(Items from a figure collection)

-- Start --

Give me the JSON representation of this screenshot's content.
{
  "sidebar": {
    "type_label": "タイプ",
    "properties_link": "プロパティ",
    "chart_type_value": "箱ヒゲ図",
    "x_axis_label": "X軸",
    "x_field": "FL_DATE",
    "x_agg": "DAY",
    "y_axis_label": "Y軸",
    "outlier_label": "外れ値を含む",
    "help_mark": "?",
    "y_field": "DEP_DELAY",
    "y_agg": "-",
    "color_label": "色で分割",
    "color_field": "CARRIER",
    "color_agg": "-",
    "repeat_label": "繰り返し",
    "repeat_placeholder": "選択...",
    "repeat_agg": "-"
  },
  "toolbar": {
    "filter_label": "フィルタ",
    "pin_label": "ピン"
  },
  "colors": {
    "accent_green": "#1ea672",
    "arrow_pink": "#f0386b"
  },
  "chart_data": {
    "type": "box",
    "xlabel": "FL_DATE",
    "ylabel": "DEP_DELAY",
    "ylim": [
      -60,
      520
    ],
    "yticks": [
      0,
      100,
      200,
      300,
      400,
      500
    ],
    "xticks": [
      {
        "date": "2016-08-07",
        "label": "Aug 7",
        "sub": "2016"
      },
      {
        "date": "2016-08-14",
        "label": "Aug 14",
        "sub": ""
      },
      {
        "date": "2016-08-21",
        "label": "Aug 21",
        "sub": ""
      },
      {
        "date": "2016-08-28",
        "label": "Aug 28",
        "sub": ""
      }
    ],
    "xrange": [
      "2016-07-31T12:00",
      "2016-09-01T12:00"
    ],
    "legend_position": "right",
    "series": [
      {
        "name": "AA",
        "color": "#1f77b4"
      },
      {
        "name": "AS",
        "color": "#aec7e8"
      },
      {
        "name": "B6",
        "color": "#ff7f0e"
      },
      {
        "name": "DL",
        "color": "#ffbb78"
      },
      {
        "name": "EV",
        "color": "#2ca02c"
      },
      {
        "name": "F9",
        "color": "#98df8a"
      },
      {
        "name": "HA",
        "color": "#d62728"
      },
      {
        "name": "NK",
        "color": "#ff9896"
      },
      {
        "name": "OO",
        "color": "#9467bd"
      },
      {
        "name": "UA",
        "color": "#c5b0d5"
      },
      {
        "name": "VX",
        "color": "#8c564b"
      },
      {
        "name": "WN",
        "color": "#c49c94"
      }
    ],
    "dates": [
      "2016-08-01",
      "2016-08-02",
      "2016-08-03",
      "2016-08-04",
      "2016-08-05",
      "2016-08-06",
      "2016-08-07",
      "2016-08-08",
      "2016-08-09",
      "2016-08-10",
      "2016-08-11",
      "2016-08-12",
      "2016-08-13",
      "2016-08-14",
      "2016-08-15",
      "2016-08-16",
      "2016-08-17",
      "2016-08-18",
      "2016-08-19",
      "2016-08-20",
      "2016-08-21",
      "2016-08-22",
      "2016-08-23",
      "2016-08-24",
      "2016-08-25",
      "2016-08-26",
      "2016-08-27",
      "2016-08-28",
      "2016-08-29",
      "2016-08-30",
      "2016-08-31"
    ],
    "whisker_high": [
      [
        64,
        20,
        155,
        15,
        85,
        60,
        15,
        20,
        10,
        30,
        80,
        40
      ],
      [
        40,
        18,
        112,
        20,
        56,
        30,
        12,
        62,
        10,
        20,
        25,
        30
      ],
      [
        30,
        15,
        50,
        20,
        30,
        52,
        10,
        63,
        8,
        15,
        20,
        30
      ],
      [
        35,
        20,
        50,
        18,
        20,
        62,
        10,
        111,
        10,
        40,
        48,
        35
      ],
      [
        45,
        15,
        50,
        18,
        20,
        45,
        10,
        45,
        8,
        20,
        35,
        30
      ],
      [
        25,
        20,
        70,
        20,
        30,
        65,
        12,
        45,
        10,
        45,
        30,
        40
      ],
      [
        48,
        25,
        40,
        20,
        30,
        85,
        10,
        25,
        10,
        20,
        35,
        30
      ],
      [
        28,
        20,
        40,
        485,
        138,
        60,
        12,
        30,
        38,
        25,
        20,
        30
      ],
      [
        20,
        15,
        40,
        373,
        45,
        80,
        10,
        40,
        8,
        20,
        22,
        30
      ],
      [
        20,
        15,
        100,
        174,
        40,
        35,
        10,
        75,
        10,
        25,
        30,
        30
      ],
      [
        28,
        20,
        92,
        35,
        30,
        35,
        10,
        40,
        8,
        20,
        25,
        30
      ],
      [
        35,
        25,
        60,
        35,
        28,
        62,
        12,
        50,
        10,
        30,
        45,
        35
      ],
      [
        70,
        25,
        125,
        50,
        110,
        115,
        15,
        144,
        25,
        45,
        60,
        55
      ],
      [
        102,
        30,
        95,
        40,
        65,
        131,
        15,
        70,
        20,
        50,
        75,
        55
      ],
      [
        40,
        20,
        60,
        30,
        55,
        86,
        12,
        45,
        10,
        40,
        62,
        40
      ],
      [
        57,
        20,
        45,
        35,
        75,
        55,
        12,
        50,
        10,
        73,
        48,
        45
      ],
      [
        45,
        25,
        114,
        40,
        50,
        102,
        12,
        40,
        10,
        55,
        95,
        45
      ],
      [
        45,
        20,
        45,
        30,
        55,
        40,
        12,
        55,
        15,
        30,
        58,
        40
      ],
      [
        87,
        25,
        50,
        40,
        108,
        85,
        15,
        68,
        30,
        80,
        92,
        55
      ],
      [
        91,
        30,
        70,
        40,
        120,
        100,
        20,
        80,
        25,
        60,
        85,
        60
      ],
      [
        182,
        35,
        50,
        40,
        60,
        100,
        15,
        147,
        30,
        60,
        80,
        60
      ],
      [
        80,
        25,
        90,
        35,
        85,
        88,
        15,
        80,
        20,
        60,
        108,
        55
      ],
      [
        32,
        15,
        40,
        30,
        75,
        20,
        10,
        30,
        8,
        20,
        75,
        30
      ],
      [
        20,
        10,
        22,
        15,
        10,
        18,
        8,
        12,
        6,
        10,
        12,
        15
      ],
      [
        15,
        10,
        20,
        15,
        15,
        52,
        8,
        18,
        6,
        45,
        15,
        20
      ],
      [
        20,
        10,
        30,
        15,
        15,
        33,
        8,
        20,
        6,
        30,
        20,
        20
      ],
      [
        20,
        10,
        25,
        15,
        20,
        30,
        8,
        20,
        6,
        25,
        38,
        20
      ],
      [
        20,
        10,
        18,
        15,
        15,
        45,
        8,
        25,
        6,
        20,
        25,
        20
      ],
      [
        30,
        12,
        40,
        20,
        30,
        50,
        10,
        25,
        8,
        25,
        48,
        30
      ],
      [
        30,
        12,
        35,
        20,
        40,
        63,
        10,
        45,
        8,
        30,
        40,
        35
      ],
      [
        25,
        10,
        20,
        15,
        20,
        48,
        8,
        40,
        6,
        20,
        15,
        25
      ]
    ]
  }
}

-- End --

## SET PROBLEM
Would you write down every record again, exactly?

## RESULT FOR THIS TASK
Give me the JSON representation of this screenshot's content.
{
  "sidebar": {
    "type_label": "タイプ",
    "properties_link": "プロパティ",
    "chart_type_value": "箱ヒゲ図",
    "x_axis_label": "X軸",
    "x_field": "FL_DATE",
    "x_agg": "DAY",
    "y_axis_label": "Y軸",
    "outlier_label": "外れ値を含む",
    "help_mark": "?",
    "y_field": "DEP_DELAY",
    "y_agg": "-",
    "color_label": "色で分割",
    "color_field": "CARRIER",
    "color_agg": "-",
    "repeat_label": "繰り返し",
    "repeat_placeholder": "選択...",
    "repeat_agg": "-"
  },
  "toolbar": {
    "filter_label": "フィルタ",
    "pin_label": "ピン"
  },
  "colors": {
    "accent_green": "#1ea672",
    "arrow_pink": "#f0386b"
  },
  "chart_data": {
    "type": "box",
    "xlabel": "FL_DATE",
    "ylabel": "DEP_DELAY",
    "ylim": [
      -60,
      520
    ],
    "yticks": [
      0,
      100,
      200,
      300,
      400,
      500
    ],
    "xticks": [
      {
        "date": "2016-08-07",
        "label": "Aug 7",
        "sub": "2016"
      },
      {
        "date": "2016-08-14",
        "label": "Aug 14",
        "sub": ""
      },
      {
        "date": "2016-08-21",
        "label": "Aug 21",
        "sub": ""
      },
      {
        "date": "2016-08-28",
        "label": "Aug 28",
        "sub": ""
      }
    ],
    "xrange": [
      "2016-07-31T12:00",
      "2016-09-01T12:00"
    ],
    "legend_position": "right",
    "series": [
      {
        "name": "AA",
        "color": "#1f77b4"
      },
      {
        "name": "AS",
        "color": "#aec7e8"
      },
      {
        "name": "B6",
        "color": "#ff7f0e"
      },
      {
        "name": "DL",
        "color": "#ffbb78"
      },
      {
        "name": "EV",
        "color": "#2ca02c"
      },
      {
        "name": "F9",
        "color": "#98df8a"
      },
      {
        "name": "HA",
        "color": "#d62728"
      },
      {
        "name": "NK",
        "color": "#ff9896"
      },
      {
        "name": "OO",
        "color": "#9467bd"
      },
      {
        "name": "UA",
        "color": "#c5b0d5"
      },
      {
        "name": "VX",
        "color": "#8c564b"
      },
      {
        "name": "WN",
        "color": "#c49c94"
      }
    ],
    "dates": [
      "2016-08-01",
      "2016-08-02",
      "2016-08-03",
      "2016-08-04",
      "2016-08-05",
      "2016-08-06",
      "2016-08-07",
      "2016-08-08",
      "2016-08-09",
      "2016-08-10",
      "2016-08-11",
      "2016-08-12",
      "2016-08-13",
      "2016-08-14",
      "2016-08-15",
      "2016-08-16",
      "2016-08-17",
      "2016-08-18",
      "2016-08-19",
      "2016-08-20",
      "2016-08-21",
      "2016-08-22",
      "2016-08-23",
      "2016-08-24",
      "2016-08-25",
      "2016-08-26",
      "2016-08-27",
      "2016-08-28",
      "2016-08-29",
      "2016-08-30",
      "2016-08-31"
    ],
    "whisker_high": [
      [
        64,
        20,
        155,
        15,
        85,
        60,
        15,
        20,
        10,
        30,
        80,
        40
      ],
      [
        40,
        18,
        112,
        20,
        56,
        30,
        12,
        62,
        10,
        20,
        25,
        30
      ],
      [
        30,
        15,
        50,
        20,
        30,
        52,
        10,
        63,
        8,
        15,
        20,
        30
      ],
      [
        35,
        20,
        50,
        18,
        20,
        62,
        10,
        111,
        10,
        40,
        48,
        35
      ],
      [
        45,
        15,
        50,
        18,
        20,
        45,
        10,
        45,
        8,
        20,
        35,
        30
      ],
      [
        25,
        20,
        70,
        20,
        30,
        65,
        12,
        45,
        10,
        45,
        30,
        40
      ],
      [
        48,
        25,
        40,
        20,
        30,
        85,
        10,
        25,
        10,
        20,
        35,
        30
      ],
      [
        28,
        20,
        40,
        485,
        138,
        60,
        12,
        30,
        38,
        25,
        20,
        30
      ],
      [
        20,
        15,
        40,
        373,
        45,
        80,
        10,
        40,
        8,
        20,
        22,
        30
      ],
      [
        20,
        15,
        100,
        174,
        40,
        35,
        10,
        75,
        10,
        25,
        30,
        30
      ],
      [
        28,
        20,
        92,
        35,
        30,
        35,
        10,
        40,
        8,
        20,
        25,
        30
      ],
      [
        35,
        25,
        60,
        35,
        28,
        62,
        12,
        50,
        10,
        30,
        45,
        35
      ],
      [
        70,
        25,
        125,
        50,
        110,
        115,
        15,
        144,
        25,
        45,
        60,
        55
      ],
      [
        102,
        30,
        95,
        40,
        65,
        131,
        15,
        70,
        20,
        50,
        75,
        55
      ],
      [
        40,
        20,
        60,
        30,
        55,
        86,
        12,
        45,
        10,
        40,
        62,
        40
      ],
      [
        57,
        20,
        45,
        35,
        75,
        55,
        12,
        50,
        10,
        73,
        48,
        45
      ],
      [
        45,
        25,
        114,
        40,
        50,
        102,
        12,
        40,
        10,
        55,
        95,
        45
      ],
      [
        45,
        20,
        45,
        30,
        55,
        40,
        12,
        55,
        15,
        30,
        58,
        40
      ],
      [
        87,
        25,
        50,
        40,
        108,
        85,
        15,
        68,
        30,
        80,
        92,
        55
      ],
      [
        91,
        30,
        70,
        40,
        120,
        100,
        20,
        80,
        25,
        60,
        85,
        60
      ],
      [
        182,
        35,
        50,
        40,
        60,
        100,
        15,
        147,
        30,
        60,
        80,
        60
      ],
      [
        80,
        25,
        90,
        35,
        85,
        88,
        15,
        80,
        20,
        60,
        108,
        55
      ],
      [
        32,
        15,
        40,
        30,
        75,
        20,
        10,
        30,
        8,
        20,
        75,
        30
      ],
      [
        20,
        10,
        22,
        15,
        10,
        18,
        8,
        12,
        6,
        10,
        12,
        15
      ],
      [
        15,
        10,
        20,
        15,
        15,
        52,
        8,
        18,
        6,
        45,
        15,
        20
      ],
      [
        20,
        10,
        30,
        15,
        15,
        33,
        8,
        20,
        6,
        30,
        20,
        20
      ],
      [
        20,
        10,
        25,
        15,
        20,
        30,
        8,
        20,
        6,
        25,
        38,
        20
      ],
      [
        20,
        10,
        18,
        15,
        15,
        45,
        8,
        25,
        6,
        20,
        25,
        20
      ],
      [
        30,
        12,
        40,
        20,
        30,
        50,
        10,
        25,
        8,
        25,
        48,
        30
      ],
      [
        30,
        12,
        35,
        20,
        40,
        63,
        10,
        45,
        8,
        30,
        40,
        35
      ],
      [
        25,
        10,
        20,
        15,
        20,
        48,
        8,
        40,
        6,
        20,
        15,
        25
      ]
    ]
  }
}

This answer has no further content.